Required work: In the listing below, pick out lines with "calendar".

Input:

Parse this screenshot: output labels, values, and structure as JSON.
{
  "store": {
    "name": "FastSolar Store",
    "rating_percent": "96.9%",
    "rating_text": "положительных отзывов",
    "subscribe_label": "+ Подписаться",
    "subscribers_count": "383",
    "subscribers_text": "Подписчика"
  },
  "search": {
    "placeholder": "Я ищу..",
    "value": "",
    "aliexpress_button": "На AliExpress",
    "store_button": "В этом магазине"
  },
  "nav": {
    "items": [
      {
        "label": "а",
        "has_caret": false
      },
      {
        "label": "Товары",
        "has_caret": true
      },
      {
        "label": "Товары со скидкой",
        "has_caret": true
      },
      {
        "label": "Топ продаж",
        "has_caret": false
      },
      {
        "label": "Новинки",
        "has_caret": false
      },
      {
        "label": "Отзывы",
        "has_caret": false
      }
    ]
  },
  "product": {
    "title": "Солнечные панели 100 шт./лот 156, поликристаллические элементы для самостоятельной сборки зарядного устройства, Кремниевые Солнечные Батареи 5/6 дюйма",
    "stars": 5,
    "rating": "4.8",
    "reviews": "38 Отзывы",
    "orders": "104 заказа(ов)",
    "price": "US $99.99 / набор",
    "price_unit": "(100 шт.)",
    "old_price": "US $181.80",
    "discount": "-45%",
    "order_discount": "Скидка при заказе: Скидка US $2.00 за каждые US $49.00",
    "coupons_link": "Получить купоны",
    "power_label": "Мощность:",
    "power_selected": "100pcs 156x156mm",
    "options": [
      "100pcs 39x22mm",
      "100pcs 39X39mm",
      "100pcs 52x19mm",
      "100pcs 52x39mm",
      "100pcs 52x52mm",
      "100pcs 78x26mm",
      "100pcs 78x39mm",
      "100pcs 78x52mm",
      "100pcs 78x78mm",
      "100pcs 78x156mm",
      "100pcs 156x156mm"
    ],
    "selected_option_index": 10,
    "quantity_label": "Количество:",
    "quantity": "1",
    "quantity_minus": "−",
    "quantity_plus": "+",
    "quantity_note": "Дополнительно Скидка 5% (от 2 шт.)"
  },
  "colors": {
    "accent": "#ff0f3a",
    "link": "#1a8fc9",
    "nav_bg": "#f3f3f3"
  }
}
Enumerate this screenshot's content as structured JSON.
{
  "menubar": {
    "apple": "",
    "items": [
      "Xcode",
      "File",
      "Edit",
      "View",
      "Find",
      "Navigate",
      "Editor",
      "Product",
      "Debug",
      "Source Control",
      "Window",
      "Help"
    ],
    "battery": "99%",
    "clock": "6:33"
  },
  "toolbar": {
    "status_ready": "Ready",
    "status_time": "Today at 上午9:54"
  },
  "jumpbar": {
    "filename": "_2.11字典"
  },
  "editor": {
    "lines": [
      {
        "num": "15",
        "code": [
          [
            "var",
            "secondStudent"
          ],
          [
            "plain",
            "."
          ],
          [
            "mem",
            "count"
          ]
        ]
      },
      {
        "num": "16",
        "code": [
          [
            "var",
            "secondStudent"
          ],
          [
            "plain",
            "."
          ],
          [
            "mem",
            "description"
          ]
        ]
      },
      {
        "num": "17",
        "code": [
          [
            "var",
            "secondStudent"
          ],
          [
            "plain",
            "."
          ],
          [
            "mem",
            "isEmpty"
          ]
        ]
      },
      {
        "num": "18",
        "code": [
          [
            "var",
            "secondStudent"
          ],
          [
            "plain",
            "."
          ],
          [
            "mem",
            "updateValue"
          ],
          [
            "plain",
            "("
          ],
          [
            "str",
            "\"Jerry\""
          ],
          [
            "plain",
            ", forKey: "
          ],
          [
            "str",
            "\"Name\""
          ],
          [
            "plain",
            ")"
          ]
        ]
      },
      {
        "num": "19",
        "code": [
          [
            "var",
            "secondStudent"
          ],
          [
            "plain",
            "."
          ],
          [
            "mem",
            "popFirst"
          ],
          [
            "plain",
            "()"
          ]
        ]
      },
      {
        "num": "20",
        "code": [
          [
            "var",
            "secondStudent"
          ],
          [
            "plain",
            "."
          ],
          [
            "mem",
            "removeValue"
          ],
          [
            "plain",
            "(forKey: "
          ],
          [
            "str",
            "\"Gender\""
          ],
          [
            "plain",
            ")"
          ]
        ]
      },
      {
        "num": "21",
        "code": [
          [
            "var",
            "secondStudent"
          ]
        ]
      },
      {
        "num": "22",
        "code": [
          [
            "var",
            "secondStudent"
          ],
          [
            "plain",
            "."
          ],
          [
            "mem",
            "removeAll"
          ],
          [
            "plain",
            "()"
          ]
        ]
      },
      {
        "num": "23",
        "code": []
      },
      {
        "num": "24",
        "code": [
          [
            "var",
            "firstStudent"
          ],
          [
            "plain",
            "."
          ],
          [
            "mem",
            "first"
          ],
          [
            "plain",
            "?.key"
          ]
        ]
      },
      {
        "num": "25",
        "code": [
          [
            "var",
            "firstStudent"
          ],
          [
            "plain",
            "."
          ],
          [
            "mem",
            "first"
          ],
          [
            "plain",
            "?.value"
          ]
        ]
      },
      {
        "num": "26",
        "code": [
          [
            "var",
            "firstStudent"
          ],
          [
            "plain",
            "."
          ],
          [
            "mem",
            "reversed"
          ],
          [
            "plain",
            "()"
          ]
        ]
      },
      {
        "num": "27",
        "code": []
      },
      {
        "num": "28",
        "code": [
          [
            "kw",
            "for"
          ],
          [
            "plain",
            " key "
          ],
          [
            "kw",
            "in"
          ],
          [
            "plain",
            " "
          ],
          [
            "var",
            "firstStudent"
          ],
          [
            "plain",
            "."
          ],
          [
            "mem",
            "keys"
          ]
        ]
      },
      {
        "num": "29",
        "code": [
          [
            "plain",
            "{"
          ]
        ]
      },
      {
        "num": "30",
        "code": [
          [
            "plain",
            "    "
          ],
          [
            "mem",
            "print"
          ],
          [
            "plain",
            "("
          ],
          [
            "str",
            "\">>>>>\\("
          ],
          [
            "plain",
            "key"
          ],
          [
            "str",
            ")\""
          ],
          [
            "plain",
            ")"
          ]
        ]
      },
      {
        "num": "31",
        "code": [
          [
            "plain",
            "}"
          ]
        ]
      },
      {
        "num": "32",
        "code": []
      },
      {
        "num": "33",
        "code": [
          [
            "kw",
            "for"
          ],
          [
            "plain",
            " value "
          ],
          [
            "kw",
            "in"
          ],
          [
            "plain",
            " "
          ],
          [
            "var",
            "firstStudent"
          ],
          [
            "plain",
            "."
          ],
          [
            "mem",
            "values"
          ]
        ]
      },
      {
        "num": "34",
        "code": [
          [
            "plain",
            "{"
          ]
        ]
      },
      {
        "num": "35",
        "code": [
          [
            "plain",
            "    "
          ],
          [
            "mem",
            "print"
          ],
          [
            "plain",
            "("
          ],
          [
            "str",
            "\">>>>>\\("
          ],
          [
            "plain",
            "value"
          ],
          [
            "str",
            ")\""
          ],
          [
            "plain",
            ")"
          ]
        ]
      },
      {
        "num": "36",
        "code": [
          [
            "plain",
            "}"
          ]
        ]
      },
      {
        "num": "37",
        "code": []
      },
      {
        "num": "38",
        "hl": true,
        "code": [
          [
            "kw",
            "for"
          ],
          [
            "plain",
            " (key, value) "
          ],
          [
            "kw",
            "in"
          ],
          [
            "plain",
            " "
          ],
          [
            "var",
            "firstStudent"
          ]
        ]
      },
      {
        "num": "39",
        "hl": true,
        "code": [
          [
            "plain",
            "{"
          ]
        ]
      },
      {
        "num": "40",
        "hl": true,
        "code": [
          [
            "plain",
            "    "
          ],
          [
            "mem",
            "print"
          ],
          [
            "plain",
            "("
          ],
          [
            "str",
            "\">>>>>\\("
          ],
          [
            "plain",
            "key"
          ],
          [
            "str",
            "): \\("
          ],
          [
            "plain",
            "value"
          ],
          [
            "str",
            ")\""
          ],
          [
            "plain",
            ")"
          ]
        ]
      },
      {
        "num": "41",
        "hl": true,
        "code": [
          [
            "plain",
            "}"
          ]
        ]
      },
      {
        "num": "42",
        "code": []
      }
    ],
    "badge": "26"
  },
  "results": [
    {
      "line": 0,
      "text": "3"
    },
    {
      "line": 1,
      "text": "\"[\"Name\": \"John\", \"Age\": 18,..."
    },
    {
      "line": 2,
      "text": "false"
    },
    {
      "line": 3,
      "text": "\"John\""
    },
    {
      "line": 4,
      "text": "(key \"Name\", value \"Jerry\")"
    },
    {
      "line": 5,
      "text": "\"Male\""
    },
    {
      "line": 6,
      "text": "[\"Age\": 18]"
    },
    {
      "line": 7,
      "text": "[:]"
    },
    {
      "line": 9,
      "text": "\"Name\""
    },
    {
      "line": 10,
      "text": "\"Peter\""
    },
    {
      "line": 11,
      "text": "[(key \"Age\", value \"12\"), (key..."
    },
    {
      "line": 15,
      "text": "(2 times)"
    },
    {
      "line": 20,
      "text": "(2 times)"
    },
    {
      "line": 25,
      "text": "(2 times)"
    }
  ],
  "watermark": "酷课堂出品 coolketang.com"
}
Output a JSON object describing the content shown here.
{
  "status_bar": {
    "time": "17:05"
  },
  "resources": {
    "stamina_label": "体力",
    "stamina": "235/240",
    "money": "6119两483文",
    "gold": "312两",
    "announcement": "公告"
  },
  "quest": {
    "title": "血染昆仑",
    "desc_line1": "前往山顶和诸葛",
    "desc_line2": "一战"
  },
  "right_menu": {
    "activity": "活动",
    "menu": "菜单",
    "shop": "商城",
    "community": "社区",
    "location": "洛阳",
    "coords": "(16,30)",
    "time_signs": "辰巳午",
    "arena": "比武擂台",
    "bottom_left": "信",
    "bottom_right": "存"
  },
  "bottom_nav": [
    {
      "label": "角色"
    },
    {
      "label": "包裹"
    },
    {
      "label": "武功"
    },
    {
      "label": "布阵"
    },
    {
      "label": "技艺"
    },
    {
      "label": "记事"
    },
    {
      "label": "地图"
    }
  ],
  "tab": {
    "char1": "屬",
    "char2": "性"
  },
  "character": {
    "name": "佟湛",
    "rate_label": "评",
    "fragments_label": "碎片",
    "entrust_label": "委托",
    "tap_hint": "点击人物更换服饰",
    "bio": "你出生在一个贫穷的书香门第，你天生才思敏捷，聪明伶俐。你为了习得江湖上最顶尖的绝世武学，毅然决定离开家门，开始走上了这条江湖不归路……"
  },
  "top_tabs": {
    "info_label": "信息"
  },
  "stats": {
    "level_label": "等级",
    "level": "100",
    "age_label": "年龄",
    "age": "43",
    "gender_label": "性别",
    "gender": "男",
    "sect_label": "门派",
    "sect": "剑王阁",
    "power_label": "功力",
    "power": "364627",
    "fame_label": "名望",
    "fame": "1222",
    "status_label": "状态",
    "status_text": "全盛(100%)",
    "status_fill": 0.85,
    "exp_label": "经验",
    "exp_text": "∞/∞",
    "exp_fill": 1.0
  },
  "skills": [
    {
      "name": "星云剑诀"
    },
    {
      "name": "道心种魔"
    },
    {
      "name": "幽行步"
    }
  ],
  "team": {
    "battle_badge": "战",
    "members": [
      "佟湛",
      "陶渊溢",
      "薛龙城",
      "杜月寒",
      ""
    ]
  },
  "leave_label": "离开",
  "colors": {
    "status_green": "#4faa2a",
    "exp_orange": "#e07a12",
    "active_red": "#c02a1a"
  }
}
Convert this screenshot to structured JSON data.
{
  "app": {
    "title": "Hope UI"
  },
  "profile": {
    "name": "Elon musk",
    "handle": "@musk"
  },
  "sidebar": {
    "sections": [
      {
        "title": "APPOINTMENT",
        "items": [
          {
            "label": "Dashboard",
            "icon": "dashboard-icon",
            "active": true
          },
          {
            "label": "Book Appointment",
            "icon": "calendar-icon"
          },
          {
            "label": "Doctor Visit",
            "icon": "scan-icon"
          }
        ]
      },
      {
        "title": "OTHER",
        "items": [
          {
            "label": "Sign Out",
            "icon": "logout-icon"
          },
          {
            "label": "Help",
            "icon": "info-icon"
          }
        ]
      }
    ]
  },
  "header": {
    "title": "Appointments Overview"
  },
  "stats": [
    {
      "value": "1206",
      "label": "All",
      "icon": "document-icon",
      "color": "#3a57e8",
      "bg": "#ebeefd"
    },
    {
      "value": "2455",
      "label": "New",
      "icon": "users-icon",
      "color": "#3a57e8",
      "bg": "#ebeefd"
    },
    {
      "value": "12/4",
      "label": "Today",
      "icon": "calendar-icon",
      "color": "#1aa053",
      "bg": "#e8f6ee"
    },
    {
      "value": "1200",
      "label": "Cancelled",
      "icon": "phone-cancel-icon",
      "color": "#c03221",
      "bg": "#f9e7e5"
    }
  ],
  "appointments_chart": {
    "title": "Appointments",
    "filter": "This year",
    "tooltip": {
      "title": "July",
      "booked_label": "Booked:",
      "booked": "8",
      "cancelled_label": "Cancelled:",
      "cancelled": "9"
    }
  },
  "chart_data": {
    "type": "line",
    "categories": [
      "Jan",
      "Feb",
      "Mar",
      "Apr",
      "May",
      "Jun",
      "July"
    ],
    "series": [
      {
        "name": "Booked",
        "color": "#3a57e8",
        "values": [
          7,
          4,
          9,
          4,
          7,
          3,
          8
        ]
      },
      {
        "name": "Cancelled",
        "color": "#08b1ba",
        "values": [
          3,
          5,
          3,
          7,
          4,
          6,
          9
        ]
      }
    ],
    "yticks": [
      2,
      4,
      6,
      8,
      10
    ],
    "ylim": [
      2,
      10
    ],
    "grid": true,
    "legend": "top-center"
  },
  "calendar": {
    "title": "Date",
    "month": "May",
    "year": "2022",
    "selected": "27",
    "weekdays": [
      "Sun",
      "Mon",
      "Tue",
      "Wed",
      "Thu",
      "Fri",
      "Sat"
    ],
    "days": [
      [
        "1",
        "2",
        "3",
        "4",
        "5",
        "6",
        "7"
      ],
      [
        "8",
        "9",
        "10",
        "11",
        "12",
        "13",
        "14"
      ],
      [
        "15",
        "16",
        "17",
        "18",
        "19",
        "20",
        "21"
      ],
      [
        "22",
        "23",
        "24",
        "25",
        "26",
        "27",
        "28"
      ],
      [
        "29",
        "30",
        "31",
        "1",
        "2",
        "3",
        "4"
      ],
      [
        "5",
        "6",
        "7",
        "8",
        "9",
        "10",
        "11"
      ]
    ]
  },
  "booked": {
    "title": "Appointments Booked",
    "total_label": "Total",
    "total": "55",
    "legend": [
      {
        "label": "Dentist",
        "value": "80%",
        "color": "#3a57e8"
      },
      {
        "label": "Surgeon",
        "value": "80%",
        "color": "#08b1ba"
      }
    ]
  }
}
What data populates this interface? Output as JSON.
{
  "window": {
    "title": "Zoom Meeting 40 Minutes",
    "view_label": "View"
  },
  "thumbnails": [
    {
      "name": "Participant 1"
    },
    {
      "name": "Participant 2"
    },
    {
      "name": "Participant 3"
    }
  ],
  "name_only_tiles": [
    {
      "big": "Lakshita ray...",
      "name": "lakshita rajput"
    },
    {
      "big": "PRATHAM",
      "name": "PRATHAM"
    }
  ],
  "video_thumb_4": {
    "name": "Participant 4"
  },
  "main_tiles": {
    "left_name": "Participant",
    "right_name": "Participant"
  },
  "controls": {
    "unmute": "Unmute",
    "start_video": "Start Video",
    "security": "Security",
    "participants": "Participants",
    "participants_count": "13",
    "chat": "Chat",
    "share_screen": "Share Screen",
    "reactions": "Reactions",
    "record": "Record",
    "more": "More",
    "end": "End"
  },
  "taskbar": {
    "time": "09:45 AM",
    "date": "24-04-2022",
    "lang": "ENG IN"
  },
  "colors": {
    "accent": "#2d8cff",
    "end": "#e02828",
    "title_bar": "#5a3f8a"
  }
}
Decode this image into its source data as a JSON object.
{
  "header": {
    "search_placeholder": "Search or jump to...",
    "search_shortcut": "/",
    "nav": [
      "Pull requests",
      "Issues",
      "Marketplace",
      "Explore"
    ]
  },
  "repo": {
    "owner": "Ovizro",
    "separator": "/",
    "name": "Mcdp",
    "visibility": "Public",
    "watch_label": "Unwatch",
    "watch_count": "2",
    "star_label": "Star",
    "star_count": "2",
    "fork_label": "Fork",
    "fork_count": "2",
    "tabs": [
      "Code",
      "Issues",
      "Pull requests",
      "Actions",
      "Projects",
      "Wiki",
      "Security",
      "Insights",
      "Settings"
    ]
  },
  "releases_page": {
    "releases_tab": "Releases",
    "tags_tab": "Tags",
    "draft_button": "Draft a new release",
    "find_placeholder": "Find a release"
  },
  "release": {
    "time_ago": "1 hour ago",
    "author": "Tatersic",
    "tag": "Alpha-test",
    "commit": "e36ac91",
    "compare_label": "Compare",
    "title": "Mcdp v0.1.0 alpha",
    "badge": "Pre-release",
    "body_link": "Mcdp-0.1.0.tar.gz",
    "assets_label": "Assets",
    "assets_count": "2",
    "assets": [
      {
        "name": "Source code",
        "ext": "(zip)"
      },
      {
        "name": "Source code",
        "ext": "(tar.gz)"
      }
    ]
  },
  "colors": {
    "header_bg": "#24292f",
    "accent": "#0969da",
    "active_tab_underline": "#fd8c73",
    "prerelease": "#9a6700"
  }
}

Solution below:
            "icon": "calendar-icon"
      "icon": "calendar-icon",
  "calendar": {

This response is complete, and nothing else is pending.